What is required: Please pull out every line that includes the string "Number".

— START OF Data for this task —

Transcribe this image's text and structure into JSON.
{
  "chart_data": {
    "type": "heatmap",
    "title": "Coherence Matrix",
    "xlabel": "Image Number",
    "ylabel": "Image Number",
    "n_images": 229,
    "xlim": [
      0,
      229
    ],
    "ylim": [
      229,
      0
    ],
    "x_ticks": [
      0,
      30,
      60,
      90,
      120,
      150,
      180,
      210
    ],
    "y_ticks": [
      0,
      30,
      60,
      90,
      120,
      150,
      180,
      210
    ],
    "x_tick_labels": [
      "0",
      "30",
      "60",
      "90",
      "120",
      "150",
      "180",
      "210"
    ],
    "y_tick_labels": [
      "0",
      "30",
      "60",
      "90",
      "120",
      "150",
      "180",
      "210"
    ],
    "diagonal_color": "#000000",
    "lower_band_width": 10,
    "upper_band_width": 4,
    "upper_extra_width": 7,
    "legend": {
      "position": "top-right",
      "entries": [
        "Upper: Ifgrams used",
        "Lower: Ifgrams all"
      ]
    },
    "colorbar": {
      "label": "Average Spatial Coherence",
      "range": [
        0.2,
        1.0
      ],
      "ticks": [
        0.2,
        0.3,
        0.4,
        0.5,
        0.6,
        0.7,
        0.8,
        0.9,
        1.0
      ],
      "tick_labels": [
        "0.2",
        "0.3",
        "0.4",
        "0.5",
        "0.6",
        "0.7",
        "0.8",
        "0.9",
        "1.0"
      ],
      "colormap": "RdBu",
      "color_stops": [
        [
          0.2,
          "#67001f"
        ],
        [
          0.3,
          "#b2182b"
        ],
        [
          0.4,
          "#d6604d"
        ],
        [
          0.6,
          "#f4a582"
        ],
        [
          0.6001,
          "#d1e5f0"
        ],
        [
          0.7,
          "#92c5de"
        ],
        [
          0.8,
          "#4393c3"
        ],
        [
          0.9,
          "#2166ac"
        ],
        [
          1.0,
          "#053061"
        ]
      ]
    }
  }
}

— END OF Data for this task —

Task output:
    "xlabel": "Image Number",
    "ylabel": "Image Number",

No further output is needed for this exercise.